Information provided »
--- Begin ---

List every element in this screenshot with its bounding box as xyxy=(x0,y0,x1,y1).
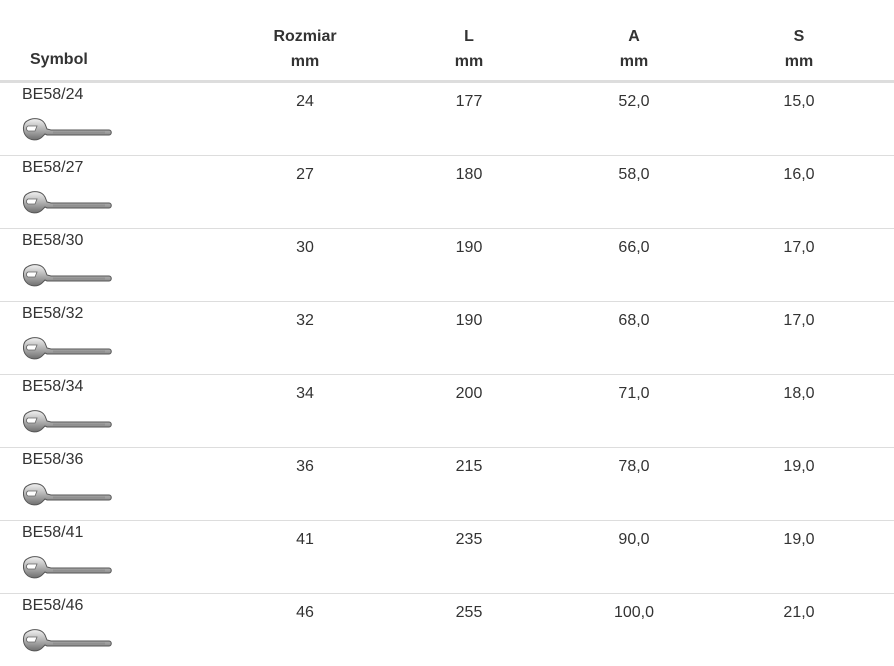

--- End ---
--- Begin ---

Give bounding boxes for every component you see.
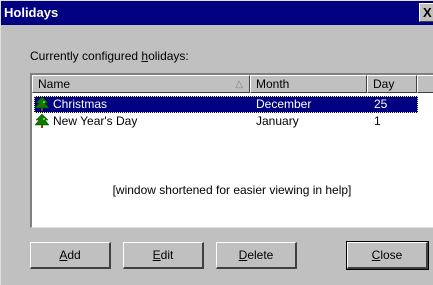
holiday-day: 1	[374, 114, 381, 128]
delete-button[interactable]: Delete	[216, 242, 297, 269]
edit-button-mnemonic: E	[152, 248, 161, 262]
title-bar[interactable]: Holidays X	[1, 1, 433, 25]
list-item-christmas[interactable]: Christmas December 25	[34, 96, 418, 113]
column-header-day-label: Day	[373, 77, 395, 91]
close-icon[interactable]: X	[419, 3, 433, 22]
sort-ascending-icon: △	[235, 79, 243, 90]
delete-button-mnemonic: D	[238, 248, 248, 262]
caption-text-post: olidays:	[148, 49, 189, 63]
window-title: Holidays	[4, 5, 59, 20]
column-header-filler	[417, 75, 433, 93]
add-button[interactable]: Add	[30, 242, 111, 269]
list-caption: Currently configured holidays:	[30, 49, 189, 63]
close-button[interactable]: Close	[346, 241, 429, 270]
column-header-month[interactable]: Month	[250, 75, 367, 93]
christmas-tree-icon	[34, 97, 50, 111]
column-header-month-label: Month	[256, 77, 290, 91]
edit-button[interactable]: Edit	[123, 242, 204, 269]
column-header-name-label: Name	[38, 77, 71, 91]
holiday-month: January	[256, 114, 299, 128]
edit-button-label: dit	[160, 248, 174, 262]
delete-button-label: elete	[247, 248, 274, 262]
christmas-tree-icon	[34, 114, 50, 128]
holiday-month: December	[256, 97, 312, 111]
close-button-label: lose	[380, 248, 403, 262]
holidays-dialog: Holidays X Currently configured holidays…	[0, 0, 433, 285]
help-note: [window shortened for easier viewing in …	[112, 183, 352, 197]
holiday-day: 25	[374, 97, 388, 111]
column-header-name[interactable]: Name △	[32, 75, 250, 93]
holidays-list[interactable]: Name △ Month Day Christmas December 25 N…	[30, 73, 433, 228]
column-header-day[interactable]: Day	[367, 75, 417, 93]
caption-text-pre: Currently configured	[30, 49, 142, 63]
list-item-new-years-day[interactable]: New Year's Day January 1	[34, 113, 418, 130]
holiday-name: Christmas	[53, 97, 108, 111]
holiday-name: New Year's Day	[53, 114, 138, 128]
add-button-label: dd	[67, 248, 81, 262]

--- End ---

Aim of the exercise » Count the lines in the material above that contain the string "configured", treating uppercase and lowercase as different, and give only the number.

Correct answer » 3